Find and return each line containing "varchar".

** begin **

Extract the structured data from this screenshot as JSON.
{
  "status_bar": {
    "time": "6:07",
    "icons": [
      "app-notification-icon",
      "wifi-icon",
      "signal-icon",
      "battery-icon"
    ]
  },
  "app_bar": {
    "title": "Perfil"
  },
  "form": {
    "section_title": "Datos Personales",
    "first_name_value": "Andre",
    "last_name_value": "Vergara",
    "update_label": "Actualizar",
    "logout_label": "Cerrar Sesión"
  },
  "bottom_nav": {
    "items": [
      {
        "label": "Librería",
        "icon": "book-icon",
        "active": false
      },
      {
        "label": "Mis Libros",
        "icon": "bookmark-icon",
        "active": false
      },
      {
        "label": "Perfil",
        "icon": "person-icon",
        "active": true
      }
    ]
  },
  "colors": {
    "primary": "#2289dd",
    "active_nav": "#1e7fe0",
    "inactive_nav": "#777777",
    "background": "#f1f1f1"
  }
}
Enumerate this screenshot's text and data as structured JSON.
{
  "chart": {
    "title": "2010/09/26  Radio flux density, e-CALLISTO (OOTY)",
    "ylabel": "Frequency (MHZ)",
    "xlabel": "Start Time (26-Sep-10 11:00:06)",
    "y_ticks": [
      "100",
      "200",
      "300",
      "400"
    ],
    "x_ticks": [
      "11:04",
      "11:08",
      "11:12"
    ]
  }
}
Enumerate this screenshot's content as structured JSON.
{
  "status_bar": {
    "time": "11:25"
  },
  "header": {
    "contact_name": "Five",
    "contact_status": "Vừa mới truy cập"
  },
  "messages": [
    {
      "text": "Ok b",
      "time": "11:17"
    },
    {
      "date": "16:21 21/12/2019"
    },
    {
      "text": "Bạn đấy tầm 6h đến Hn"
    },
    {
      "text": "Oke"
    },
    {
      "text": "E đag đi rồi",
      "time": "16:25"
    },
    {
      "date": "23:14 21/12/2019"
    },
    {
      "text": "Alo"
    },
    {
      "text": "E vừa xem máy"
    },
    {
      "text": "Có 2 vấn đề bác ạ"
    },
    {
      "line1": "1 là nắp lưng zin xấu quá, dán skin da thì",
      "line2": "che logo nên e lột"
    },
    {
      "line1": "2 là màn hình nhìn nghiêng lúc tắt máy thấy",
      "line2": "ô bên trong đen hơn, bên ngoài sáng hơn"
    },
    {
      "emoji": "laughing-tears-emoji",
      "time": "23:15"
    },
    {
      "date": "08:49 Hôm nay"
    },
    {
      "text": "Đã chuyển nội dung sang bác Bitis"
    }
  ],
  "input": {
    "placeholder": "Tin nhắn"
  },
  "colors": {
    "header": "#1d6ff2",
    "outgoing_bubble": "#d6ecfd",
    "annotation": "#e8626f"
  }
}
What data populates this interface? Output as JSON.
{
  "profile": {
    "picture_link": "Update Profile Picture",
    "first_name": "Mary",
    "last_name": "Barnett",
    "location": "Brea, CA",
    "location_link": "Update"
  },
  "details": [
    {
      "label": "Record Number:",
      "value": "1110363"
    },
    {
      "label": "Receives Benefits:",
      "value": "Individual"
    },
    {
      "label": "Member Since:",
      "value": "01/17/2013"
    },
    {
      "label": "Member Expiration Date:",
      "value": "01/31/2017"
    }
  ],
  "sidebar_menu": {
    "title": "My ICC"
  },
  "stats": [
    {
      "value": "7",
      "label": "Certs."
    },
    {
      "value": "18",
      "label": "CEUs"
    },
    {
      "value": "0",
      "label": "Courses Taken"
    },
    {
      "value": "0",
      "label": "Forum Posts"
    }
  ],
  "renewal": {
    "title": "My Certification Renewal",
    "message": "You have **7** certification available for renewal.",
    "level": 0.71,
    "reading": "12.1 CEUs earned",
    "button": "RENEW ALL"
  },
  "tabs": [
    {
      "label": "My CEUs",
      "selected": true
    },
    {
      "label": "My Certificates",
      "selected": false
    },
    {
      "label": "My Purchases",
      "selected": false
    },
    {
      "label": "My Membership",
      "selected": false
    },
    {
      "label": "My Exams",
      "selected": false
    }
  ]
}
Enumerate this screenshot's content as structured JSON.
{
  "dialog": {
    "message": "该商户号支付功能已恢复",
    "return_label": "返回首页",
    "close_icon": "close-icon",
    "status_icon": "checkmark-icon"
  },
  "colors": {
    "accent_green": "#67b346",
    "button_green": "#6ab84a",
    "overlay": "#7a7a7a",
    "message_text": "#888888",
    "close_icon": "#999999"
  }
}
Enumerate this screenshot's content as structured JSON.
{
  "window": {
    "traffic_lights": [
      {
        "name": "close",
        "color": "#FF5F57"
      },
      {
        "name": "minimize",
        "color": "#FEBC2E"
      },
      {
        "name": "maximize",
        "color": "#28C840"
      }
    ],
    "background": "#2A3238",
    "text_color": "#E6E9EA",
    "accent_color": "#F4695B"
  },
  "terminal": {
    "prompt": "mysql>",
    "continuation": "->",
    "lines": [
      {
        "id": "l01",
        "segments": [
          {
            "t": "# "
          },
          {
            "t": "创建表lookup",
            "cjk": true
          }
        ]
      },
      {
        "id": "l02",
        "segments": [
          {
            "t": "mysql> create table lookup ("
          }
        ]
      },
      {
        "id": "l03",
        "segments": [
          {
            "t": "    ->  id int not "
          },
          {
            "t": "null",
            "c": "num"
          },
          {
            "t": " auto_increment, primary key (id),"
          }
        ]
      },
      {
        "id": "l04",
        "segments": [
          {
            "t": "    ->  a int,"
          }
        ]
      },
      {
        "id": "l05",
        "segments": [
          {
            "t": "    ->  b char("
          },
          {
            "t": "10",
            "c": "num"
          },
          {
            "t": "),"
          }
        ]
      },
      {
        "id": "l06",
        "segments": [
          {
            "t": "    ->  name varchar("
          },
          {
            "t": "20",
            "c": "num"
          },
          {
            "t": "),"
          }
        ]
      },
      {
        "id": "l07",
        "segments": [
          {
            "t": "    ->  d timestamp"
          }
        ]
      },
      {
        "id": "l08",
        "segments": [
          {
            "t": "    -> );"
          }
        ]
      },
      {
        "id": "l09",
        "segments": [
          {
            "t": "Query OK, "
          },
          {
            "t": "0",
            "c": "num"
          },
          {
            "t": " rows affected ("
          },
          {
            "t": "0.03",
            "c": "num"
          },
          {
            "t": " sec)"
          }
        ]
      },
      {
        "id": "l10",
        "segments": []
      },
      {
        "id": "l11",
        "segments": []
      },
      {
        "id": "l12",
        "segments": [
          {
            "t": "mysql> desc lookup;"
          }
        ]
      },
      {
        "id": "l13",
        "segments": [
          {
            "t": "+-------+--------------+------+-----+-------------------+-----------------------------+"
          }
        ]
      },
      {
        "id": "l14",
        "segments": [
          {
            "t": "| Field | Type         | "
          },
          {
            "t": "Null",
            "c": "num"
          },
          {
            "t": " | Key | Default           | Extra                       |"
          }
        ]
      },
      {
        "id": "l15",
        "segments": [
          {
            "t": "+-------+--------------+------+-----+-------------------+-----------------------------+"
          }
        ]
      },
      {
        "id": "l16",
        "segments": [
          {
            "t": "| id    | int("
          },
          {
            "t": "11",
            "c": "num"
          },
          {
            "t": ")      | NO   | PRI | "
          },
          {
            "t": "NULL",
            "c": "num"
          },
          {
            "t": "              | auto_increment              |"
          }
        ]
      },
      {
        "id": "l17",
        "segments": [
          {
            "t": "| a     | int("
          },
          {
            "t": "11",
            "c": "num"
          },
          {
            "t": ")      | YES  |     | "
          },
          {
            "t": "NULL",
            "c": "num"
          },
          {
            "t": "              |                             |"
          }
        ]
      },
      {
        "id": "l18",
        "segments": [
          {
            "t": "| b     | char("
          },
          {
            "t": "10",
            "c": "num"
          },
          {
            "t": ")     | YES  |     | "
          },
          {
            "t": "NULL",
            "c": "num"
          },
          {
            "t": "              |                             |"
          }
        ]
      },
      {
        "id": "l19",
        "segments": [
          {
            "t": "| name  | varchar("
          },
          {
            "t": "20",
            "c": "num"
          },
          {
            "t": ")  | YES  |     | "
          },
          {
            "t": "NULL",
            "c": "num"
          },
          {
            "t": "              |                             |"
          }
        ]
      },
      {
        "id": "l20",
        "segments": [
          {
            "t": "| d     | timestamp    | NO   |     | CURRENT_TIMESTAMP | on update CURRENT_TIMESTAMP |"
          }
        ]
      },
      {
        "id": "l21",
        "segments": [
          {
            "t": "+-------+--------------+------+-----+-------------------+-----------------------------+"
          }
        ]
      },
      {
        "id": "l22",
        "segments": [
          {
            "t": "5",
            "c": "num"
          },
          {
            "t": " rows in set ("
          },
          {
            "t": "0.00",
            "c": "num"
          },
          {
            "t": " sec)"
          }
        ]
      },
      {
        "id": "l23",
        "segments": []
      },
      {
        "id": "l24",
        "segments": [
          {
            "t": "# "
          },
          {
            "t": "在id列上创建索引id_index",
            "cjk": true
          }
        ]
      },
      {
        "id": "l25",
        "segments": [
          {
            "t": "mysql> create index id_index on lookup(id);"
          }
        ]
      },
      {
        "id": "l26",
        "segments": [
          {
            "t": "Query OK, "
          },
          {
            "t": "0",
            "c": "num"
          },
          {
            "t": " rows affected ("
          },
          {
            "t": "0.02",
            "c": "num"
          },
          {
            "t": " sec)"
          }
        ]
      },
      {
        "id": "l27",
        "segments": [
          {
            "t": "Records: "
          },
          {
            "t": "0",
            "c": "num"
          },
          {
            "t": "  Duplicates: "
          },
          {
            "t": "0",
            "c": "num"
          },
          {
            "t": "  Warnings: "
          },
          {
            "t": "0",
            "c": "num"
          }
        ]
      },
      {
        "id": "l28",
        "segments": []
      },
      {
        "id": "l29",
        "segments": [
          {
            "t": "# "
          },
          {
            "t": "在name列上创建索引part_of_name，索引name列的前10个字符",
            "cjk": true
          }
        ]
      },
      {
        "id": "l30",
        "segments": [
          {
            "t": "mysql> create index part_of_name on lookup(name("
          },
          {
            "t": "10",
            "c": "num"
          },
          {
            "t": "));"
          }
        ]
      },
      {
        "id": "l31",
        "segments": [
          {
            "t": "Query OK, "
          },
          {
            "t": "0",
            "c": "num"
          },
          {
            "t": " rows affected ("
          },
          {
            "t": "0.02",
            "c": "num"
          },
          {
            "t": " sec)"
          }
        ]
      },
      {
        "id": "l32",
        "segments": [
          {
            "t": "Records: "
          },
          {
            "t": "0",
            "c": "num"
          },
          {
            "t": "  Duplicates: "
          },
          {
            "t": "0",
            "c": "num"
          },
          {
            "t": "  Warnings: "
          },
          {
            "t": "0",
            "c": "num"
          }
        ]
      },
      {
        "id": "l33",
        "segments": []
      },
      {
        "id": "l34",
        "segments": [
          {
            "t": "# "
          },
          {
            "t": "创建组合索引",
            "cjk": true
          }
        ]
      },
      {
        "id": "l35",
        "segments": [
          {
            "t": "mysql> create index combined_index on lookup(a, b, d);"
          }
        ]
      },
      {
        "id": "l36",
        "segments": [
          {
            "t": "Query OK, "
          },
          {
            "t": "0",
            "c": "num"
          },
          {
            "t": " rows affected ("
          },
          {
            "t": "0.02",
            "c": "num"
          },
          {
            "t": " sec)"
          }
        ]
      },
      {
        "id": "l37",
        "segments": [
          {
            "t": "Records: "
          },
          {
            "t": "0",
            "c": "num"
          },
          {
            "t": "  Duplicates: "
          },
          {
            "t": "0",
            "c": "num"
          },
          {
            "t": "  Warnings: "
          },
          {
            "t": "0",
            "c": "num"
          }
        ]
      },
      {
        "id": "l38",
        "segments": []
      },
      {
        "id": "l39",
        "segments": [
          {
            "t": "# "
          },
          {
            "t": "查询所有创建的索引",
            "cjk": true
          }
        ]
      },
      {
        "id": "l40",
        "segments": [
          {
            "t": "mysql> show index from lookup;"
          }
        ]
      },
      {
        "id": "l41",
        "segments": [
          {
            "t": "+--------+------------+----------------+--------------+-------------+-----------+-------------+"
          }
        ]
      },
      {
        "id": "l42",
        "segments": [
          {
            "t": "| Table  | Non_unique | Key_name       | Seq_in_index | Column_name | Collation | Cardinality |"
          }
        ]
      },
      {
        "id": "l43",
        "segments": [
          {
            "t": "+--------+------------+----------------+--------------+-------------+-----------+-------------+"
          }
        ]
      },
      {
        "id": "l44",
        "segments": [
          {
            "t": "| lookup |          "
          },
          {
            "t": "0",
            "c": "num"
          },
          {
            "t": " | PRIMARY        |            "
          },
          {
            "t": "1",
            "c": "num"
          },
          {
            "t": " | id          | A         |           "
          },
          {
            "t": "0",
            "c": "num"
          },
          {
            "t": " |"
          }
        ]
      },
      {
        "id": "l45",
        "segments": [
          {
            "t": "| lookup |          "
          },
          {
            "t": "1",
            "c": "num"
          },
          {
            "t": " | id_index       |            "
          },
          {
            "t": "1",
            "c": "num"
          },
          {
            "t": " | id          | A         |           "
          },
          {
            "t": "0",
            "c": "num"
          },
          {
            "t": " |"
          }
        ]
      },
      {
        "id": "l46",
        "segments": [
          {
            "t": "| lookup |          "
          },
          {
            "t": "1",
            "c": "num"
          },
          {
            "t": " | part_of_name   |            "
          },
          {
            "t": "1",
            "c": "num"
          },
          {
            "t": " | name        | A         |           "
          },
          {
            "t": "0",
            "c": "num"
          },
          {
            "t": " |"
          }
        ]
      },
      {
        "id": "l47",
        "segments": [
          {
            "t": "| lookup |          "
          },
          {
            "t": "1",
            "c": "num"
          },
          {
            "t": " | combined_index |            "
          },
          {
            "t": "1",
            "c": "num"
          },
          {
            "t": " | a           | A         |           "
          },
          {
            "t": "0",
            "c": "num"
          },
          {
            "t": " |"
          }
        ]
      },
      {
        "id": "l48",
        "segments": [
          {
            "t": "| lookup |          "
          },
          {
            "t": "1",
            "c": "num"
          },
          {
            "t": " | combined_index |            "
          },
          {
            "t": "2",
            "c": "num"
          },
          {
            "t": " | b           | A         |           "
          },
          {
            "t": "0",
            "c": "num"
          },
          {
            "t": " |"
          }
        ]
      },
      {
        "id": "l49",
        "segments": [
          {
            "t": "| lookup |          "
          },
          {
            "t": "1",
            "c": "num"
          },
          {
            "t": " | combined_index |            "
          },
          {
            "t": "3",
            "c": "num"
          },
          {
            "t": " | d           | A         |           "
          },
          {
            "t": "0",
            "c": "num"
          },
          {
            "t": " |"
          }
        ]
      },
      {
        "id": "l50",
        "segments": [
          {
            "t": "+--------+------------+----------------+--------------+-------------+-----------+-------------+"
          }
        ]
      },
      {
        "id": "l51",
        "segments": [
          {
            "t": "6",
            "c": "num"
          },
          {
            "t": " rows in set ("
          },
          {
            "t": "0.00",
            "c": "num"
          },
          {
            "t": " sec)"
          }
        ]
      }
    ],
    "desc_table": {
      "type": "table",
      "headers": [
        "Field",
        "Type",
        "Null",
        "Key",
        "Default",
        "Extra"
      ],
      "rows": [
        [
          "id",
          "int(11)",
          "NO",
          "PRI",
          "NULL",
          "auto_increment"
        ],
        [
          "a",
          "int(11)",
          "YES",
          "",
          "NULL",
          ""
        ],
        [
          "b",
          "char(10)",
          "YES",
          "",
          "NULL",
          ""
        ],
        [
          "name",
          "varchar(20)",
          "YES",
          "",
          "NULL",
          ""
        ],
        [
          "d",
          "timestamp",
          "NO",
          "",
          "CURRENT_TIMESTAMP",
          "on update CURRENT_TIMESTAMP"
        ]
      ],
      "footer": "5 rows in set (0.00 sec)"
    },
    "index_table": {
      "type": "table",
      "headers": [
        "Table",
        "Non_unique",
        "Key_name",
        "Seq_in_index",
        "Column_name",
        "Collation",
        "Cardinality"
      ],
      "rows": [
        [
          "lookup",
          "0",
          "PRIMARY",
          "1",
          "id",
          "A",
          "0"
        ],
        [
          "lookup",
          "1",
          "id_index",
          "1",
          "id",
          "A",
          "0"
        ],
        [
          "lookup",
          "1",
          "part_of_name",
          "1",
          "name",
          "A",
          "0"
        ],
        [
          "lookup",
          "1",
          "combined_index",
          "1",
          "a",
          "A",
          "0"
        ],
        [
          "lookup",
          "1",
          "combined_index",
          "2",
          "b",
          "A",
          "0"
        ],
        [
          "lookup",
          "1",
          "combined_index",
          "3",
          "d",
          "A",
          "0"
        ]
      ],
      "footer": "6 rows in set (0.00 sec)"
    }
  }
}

** end **

RESULT -
            "t": "    ->  name varchar("
            "t": "| name  | varchar("
          "varchar(20)",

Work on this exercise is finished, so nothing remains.